- _BRIEF_: Count each line in which the word "JSON" appears. Reply with the total and nothing more.

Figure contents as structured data
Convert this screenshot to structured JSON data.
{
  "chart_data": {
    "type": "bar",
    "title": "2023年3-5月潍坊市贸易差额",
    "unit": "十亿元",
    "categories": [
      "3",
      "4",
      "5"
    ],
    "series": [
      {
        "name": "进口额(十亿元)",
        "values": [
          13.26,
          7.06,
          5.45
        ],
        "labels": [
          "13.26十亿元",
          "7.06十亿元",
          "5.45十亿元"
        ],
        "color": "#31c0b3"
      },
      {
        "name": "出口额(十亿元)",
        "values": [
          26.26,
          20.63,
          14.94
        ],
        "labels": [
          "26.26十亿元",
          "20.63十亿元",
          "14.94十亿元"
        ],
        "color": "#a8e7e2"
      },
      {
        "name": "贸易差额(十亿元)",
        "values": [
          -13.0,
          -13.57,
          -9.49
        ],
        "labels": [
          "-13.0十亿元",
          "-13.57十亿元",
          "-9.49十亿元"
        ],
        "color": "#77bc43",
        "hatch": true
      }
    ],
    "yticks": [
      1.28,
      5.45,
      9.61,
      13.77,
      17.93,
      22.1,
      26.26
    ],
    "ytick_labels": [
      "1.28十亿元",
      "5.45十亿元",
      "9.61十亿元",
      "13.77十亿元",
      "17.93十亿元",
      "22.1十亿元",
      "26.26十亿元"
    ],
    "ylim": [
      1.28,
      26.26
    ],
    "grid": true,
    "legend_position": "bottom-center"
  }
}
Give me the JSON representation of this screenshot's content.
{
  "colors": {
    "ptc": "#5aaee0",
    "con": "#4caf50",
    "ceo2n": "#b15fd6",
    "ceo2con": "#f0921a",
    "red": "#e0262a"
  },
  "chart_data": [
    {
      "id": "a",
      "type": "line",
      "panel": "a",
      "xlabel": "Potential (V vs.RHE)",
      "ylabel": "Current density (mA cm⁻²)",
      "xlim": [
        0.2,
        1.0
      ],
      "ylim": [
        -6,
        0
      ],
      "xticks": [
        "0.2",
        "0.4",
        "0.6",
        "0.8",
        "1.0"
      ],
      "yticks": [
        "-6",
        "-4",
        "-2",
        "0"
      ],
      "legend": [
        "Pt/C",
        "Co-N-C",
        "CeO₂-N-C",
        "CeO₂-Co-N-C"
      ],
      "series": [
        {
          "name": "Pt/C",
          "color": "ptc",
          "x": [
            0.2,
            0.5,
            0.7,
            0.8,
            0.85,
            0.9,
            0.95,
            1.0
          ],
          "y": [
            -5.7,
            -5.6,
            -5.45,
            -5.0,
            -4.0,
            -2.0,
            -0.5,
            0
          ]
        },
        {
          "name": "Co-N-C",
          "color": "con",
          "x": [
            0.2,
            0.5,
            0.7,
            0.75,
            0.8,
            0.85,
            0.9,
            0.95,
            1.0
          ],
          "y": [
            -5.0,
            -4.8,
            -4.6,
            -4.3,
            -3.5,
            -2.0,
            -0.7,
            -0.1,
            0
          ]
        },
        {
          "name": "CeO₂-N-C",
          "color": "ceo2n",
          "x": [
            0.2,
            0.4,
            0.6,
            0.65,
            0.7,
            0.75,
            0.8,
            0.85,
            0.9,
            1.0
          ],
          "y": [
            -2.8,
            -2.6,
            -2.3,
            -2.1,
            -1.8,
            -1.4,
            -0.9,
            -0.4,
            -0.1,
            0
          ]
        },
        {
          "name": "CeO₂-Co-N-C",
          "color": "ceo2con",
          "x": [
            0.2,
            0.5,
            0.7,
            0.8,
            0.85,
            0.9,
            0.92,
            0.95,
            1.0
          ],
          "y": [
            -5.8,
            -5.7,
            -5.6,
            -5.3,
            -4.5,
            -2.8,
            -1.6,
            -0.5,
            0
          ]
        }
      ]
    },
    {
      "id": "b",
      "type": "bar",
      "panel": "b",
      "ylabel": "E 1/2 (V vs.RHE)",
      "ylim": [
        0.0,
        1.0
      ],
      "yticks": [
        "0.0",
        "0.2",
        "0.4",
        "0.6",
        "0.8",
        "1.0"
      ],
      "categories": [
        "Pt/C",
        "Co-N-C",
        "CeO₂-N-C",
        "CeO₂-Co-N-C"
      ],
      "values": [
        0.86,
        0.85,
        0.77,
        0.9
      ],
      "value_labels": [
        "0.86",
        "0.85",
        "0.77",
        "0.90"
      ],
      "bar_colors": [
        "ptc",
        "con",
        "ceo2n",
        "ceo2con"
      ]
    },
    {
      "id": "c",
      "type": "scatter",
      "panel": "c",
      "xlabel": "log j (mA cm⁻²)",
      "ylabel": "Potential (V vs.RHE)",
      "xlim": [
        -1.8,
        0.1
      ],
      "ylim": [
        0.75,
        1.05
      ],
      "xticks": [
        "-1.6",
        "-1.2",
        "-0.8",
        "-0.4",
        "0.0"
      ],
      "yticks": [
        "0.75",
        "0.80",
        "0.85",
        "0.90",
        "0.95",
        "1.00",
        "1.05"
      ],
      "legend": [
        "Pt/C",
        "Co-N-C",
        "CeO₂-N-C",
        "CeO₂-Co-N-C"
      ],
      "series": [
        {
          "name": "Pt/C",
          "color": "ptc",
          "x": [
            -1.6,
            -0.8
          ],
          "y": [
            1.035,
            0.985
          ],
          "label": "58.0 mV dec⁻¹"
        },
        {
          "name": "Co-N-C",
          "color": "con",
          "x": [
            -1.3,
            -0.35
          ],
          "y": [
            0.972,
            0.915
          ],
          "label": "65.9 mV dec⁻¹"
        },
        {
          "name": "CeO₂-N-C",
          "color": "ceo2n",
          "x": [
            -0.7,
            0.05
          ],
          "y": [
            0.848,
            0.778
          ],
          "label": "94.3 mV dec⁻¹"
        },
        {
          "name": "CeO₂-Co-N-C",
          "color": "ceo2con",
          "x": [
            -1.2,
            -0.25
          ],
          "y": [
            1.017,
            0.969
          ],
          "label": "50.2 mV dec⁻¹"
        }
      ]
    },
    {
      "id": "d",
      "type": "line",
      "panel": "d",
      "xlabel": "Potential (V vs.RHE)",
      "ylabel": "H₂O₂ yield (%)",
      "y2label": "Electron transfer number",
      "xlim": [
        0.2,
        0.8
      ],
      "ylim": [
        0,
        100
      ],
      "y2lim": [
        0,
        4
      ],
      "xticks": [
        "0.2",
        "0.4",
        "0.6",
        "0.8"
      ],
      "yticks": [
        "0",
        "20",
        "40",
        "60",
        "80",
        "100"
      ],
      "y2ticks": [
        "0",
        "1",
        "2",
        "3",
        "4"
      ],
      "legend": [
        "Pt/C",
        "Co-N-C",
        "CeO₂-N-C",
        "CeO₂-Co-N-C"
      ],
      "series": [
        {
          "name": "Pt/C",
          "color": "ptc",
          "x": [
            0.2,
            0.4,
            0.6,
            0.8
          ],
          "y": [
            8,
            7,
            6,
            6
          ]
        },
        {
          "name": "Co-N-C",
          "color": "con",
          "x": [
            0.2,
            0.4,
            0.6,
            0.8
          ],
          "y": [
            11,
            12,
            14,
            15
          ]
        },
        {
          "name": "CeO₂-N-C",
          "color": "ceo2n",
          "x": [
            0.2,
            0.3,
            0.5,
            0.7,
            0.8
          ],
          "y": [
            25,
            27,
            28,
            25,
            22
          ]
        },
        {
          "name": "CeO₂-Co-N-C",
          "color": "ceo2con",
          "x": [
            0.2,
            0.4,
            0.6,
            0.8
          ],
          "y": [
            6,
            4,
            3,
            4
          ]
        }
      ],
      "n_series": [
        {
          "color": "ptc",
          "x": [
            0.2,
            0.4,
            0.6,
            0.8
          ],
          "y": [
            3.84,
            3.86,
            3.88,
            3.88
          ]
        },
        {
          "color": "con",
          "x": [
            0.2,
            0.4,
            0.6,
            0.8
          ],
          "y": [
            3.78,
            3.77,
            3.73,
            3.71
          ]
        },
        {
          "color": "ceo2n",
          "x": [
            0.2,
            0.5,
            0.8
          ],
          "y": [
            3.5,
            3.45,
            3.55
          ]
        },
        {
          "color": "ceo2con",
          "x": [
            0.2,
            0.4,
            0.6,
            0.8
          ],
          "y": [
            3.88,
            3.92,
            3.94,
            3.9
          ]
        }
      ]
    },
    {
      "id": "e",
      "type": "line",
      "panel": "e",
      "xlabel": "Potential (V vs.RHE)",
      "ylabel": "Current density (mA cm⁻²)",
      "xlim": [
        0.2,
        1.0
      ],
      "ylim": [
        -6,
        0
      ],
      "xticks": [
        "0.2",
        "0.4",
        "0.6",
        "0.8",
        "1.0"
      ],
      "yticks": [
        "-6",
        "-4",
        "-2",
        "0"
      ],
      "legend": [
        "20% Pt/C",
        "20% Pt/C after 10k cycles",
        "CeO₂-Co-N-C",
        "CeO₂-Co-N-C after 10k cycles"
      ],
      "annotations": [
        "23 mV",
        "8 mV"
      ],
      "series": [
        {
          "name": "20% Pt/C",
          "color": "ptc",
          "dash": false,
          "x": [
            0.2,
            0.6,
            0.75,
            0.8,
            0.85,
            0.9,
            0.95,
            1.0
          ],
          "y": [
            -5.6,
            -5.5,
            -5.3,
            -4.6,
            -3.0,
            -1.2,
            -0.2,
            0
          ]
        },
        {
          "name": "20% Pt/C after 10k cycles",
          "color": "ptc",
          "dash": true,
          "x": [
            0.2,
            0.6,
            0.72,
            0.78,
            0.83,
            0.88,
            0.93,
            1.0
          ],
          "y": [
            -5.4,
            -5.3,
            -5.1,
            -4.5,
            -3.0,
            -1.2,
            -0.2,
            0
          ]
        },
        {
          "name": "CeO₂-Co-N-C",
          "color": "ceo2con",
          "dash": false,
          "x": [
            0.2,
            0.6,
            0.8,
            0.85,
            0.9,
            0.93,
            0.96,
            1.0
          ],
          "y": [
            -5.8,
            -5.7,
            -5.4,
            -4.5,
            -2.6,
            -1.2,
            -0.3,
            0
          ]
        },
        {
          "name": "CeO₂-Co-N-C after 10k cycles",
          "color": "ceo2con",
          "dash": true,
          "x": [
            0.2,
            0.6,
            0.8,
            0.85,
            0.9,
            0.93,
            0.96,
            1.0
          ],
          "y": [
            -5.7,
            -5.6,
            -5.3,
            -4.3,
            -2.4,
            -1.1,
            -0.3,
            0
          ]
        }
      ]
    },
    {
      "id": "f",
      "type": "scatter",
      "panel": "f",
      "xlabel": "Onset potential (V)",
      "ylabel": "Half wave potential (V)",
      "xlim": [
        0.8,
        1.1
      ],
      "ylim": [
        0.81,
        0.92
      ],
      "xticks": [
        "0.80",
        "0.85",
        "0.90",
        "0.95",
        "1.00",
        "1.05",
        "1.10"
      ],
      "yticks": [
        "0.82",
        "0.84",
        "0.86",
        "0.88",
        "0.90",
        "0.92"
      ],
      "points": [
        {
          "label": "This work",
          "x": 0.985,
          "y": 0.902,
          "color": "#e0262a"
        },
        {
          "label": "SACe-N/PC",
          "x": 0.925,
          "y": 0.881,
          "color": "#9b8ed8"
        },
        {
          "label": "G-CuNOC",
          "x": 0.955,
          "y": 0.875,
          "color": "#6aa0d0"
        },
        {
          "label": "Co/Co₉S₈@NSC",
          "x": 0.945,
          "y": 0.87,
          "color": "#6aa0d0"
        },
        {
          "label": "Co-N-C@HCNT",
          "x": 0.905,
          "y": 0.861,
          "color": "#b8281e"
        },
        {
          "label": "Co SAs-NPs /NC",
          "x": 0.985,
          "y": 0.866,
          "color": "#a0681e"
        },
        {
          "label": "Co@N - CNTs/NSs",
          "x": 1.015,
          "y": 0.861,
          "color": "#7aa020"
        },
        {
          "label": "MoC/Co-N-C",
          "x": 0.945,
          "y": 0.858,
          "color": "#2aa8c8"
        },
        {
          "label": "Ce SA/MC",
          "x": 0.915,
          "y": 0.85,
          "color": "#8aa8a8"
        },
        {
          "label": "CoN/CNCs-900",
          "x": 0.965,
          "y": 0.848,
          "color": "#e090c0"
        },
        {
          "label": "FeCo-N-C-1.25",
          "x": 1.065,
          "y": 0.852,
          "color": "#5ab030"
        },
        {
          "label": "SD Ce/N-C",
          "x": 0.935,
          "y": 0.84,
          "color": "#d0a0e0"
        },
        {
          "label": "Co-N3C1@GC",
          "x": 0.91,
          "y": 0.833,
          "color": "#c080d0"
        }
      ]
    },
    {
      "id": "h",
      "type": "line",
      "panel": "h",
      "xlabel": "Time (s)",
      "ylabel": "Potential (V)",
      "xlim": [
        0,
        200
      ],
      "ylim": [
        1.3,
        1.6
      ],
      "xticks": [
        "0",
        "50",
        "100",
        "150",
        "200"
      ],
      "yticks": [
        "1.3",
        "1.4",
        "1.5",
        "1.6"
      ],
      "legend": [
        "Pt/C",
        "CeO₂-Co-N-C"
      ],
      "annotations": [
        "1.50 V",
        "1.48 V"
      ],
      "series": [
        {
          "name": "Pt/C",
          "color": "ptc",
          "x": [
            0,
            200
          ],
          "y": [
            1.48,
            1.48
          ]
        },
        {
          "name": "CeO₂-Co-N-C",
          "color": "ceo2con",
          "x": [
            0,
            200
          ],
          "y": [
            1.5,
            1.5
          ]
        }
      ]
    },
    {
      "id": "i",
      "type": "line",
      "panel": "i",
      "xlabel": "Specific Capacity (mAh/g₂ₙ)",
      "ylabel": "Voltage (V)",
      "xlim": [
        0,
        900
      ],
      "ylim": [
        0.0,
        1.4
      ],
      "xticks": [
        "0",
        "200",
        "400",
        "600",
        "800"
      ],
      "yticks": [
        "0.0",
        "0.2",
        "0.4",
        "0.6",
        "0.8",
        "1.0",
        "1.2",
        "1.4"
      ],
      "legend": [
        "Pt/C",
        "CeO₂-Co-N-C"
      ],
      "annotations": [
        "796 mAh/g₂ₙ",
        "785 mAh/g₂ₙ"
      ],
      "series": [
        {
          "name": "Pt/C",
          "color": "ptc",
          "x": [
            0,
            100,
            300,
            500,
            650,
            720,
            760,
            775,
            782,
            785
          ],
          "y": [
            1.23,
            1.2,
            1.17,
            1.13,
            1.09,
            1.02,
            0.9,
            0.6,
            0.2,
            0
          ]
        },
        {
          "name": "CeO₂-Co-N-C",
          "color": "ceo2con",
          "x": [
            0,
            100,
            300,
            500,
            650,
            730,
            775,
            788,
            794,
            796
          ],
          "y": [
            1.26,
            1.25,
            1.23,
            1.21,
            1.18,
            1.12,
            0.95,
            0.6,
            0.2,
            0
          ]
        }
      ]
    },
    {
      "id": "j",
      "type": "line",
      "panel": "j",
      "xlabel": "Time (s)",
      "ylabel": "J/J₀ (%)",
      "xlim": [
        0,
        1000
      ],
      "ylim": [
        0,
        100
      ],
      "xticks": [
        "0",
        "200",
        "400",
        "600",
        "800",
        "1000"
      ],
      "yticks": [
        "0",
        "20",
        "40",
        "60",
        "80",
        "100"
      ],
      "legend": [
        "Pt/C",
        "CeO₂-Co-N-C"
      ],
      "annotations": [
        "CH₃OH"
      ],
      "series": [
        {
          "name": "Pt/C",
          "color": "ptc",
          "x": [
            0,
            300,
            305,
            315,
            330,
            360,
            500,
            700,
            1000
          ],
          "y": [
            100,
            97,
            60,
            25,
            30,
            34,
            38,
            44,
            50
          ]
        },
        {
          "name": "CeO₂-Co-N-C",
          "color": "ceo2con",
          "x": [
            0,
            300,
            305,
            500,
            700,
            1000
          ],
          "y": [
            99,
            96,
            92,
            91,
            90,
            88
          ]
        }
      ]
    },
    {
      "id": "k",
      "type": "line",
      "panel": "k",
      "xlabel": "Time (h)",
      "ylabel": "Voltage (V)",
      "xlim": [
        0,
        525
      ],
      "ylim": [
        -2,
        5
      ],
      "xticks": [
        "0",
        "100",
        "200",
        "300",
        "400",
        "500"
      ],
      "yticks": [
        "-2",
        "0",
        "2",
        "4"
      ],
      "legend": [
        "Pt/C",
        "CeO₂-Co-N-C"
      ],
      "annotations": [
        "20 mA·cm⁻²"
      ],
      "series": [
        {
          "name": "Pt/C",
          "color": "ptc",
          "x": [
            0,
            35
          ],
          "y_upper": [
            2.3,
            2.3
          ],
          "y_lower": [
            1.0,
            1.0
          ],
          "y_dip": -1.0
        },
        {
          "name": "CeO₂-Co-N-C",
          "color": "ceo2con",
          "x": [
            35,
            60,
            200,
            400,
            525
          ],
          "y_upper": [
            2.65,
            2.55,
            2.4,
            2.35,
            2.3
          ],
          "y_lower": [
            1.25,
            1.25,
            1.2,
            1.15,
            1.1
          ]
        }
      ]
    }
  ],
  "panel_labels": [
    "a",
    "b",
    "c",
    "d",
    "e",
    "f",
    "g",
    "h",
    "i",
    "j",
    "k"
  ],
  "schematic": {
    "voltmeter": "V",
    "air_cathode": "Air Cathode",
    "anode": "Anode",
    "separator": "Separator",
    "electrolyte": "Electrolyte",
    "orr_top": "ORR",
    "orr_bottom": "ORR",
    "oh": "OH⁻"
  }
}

- _RESULT OF THIS EXERCISE_: 2